RECORDS:

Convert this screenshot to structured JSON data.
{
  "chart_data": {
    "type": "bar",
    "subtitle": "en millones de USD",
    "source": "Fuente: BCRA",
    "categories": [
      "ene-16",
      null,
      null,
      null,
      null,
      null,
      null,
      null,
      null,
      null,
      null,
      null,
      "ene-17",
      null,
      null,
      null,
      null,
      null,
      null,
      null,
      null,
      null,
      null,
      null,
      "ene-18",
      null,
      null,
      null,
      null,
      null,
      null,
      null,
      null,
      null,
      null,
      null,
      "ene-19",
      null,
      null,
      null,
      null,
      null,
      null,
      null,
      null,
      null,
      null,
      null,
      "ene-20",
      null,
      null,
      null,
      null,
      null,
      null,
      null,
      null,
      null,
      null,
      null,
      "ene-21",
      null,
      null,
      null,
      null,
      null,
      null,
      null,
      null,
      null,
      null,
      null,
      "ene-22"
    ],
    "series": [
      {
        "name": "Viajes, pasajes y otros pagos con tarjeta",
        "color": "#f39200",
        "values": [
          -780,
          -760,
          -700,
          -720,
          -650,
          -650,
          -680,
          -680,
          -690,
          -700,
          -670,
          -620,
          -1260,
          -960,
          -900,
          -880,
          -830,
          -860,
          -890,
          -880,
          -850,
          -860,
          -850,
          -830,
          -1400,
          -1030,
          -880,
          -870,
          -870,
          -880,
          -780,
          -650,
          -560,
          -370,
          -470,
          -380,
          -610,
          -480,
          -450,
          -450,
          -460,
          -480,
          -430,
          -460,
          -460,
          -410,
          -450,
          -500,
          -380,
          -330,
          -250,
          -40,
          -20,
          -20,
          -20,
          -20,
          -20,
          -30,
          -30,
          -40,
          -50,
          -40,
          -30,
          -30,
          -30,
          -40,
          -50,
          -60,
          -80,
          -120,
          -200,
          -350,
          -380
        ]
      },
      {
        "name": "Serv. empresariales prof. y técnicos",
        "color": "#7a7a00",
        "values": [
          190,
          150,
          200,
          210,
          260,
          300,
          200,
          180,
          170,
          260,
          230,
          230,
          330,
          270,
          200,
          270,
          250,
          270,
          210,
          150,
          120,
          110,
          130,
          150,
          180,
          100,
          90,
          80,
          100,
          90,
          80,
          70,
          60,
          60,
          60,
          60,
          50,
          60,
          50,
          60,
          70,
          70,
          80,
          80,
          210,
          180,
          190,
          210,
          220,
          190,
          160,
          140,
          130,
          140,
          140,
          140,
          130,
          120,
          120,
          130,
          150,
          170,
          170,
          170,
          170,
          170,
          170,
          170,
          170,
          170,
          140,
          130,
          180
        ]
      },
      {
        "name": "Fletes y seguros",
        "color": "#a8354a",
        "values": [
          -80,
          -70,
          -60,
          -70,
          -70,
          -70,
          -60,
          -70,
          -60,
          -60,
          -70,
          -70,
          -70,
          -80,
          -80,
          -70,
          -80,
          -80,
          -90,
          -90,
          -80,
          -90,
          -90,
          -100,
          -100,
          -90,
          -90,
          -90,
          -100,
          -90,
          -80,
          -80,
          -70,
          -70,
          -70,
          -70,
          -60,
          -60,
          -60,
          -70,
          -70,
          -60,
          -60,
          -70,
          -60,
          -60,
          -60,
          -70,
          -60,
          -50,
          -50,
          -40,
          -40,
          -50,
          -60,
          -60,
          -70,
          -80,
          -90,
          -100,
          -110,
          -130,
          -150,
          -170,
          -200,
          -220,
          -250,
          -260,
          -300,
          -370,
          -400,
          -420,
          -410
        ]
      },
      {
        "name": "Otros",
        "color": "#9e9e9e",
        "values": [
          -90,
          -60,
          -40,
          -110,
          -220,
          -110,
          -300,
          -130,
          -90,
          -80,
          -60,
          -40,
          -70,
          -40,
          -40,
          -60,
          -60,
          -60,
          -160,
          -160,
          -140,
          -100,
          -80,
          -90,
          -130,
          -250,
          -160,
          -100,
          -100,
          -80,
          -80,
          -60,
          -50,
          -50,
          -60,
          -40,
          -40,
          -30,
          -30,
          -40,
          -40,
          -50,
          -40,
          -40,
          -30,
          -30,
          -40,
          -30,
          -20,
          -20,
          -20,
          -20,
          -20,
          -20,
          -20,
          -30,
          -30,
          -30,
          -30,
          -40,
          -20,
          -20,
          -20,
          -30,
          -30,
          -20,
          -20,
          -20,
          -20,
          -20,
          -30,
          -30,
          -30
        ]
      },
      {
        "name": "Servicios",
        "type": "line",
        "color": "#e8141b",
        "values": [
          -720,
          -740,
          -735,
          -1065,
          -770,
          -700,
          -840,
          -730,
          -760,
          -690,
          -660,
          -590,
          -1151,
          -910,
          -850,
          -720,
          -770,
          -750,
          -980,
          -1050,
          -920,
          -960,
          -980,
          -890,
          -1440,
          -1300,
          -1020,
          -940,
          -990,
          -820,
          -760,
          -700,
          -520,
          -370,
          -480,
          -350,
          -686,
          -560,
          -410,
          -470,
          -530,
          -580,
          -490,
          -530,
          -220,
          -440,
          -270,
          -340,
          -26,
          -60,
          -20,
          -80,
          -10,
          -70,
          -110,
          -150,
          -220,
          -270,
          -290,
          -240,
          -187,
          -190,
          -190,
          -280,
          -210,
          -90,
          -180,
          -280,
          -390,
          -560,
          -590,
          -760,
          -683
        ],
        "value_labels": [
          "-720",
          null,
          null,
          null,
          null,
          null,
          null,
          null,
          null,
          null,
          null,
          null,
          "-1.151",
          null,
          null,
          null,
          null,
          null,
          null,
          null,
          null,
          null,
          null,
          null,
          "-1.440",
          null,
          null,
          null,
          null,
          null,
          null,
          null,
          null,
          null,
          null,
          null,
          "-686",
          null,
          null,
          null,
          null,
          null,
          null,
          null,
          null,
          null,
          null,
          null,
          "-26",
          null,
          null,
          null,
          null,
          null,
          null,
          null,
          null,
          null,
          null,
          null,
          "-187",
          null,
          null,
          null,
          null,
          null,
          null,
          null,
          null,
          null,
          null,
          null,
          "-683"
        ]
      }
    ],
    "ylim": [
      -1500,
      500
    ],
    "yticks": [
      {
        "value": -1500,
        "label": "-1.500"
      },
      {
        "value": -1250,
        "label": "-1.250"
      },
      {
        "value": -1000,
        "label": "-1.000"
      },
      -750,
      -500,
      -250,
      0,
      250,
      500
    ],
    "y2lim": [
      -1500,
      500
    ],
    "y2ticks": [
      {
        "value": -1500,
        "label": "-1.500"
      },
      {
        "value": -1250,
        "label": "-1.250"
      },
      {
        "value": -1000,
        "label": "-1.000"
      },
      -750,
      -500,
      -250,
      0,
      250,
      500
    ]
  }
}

TASK TO COMPLETE: Write out every line from the records above, word for word.

RESULT OF THIS EXERCISE:
Convert this screenshot to structured JSON data.
{
  "chart_data": {
    "type": "bar",
    "subtitle": "en millones de USD",
    "source": "Fuente: BCRA",
    "categories": [
      "ene-16",
      null,
      null,
      null,
      null,
      null,
      null,
      null,
      null,
      null,
      null,
      null,
      "ene-17",
      null,
      null,
      null,
      null,
      null,
      null,
      null,
      null,
      null,
      null,
      null,
      "ene-18",
      null,
      null,
      null,
      null,
      null,
      null,
      null,
      null,
      null,
      null,
      null,
      "ene-19",
      null,
      null,
      null,
      null,
      null,
      null,
      null,
      null,
      null,
      null,
      null,
      "ene-20",
      null,
      null,
      null,
      null,
      null,
      null,
      null,
      null,
      null,
      null,
      null,
      "ene-21",
      null,
      null,
      null,
      null,
      null,
      null,
      null,
      null,
      null,
      null,
      null,
      "ene-22"
    ],
    "series": [
      {
        "name": "Viajes, pasajes y otros pagos con tarjeta",
        "color": "#f39200",
        "values": [
          -780,
          -760,
          -700,
          -720,
          -650,
          -650,
          -680,
          -680,
          -690,
          -700,
          -670,
          -620,
          -1260,
          -960,
          -900,
          -880,
          -830,
          -860,
          -890,
          -880,
          -850,
          -860,
          -850,
          -830,
          -1400,
          -1030,
          -880,
          -870,
          -870,
          -880,
          -780,
          -650,
          -560,
          -370,
          -470,
          -380,
          -610,
          -480,
          -450,
          -450,
          -460,
          -480,
          -430,
          -460,
          -460,
          -410,
          -450,
          -500,
          -380,
          -330,
          -250,
          -40,
          -20,
          -20,
          -20,
          -20,
          -20,
          -30,
          -30,
          -40,
          -50,
          -40,
          -30,
          -30,
          -30,
          -40,
          -50,
          -60,
          -80,
          -120,
          -200,
          -350,
          -380
        ]
      },
      {
        "name": "Serv. empresariales prof. y técnicos",
        "color": "#7a7a00",
        "values": [
          190,
          150,
          200,
          210,
          260,
          300,
          200,
          180,
          170,
          260,
          230,
          230,
          330,
          270,
          200,
          270,
          250,
          270,
          210,
          150,
          120,
          110,
          130,
          150,
          180,
          100,
          90,
          80,
          100,
          90,
          80,
          70,
          60,
          60,
          60,
          60,
          50,
          60,
          50,
          60,
          70,
          70,
          80,
          80,
          210,
          180,
          190,
          210,
          220,
          190,
          160,
          140,
          130,
          140,
          140,
          140,
          130,
          120,
          120,
          130,
          150,
          170,
          170,
          170,
          170,
          170,
          170,
          170,
          170,
          170,
          140,
          130,
          180
        ]
      },
      {
        "name": "Fletes y seguros",
        "color": "#a8354a",
        "values": [
          -80,
          -70,
          -60,
          -70,
          -70,
          -70,
          -60,
          -70,
          -60,
          -60,
          -70,
          -70,
          -70,
          -80,
          -80,
          -70,
          -80,
          -80,
          -90,
          -90,
          -80,
          -90,
          -90,
          -100,
          -100,
          -90,
          -90,
          -90,
          -100,
          -90,
          -80,
          -80,
          -70,
          -70,
          -70,
          -70,
          -60,
          -60,
          -60,
          -70,
          -70,
          -60,
          -60,
          -70,
          -60,
          -60,
          -60,
          -70,
          -60,
          -50,
          -50,
          -40,
          -40,
          -50,
          -60,
          -60,
          -70,
          -80,
          -90,
          -100,
          -110,
          -130,
          -150,
          -170,
          -200,
          -220,
          -250,
          -260,
          -300,
          -370,
          -400,
          -420,
          -410
        ]
      },
      {
        "name": "Otros",
        "color": "#9e9e9e",
        "values": [
          -90,
          -60,
          -40,
          -110,
          -220,
          -110,
          -300,
          -130,
          -90,
          -80,
          -60,
          -40,
          -70,
          -40,
          -40,
          -60,
          -60,
          -60,
          -160,
          -160,
          -140,
          -100,
          -80,
          -90,
          -130,
          -250,
          -160,
          -100,
          -100,
          -80,
          -80,
          -60,
          -50,
          -50,
          -60,
          -40,
          -40,
          -30,
          -30,
          -40,
          -40,
          -50,
          -40,
          -40,
          -30,
          -30,
          -40,
          -30,
          -20,
          -20,
          -20,
          -20,
          -20,
          -20,
          -20,
          -30,
          -30,
          -30,
          -30,
          -40,
          -20,
          -20,
          -20,
          -30,
          -30,
          -20,
          -20,
          -20,
          -20,
          -20,
          -30,
          -30,
          -30
        ]
      },
      {
        "name": "Servicios",
        "type": "line",
        "color": "#e8141b",
        "values": [
          -720,
          -740,
          -735,
          -1065,
          -770,
          -700,
          -840,
          -730,
          -760,
          -690,
          -660,
          -590,
          -1151,
          -910,
          -850,
          -720,
          -770,
          -750,
          -980,
          -1050,
          -920,
          -960,
          -980,
          -890,
          -1440,
          -1300,
          -1020,
          -940,
          -990,
          -820,
          -760,
          -700,
          -520,
          -370,
          -480,
          -350,
          -686,
          -560,
          -410,
          -470,
          -530,
          -580,
          -490,
          -530,
          -220,
          -440,
          -270,
          -340,
          -26,
          -60,
          -20,
          -80,
          -10,
          -70,
          -110,
          -150,
          -220,
          -270,
          -290,
          -240,
          -187,
          -190,
          -190,
          -280,
          -210,
          -90,
          -180,
          -280,
          -390,
          -560,
          -590,
          -760,
          -683
        ],
        "value_labels": [
          "-720",
          null,
          null,
          null,
          null,
          null,
          null,
          null,
          null,
          null,
          null,
          null,
          "-1.151",
          null,
          null,
          null,
          null,
          null,
          null,
          null,
          null,
          null,
          null,
          null,
          "-1.440",
          null,
          null,
          null,
          null,
          null,
          null,
          null,
          null,
          null,
          null,
          null,
          "-686",
          null,
          null,
          null,
          null,
          null,
          null,
          null,
          null,
          null,
          null,
          null,
          "-26",
          null,
          null,
          null,
          null,
          null,
          null,
          null,
          null,
          null,
          null,
          null,
          "-187",
          null,
          null,
          null,
          null,
          null,
          null,
          null,
          null,
          null,
          null,
          null,
          "-683"
        ]
      }
    ],
    "ylim": [
      -1500,
      500
    ],
    "yticks": [
      {
        "value": -1500,
        "label": "-1.500"
      },
      {
        "value": -1250,
        "label": "-1.250"
      },
      {
        "value": -1000,
        "label": "-1.000"
      },
      -750,
      -500,
      -250,
      0,
      250,
      500
    ],
    "y2lim": [
      -1500,
      500
    ],
    "y2ticks": [
      {
        "value": -1500,
        "label": "-1.500"
      },
      {
        "value": -1250,
        "label": "-1.250"
      },
      {
        "value": -1000,
        "label": "-1.000"
      },
      -750,
      -500,
      -250,
      0,
      250,
      500
    ]
  }
}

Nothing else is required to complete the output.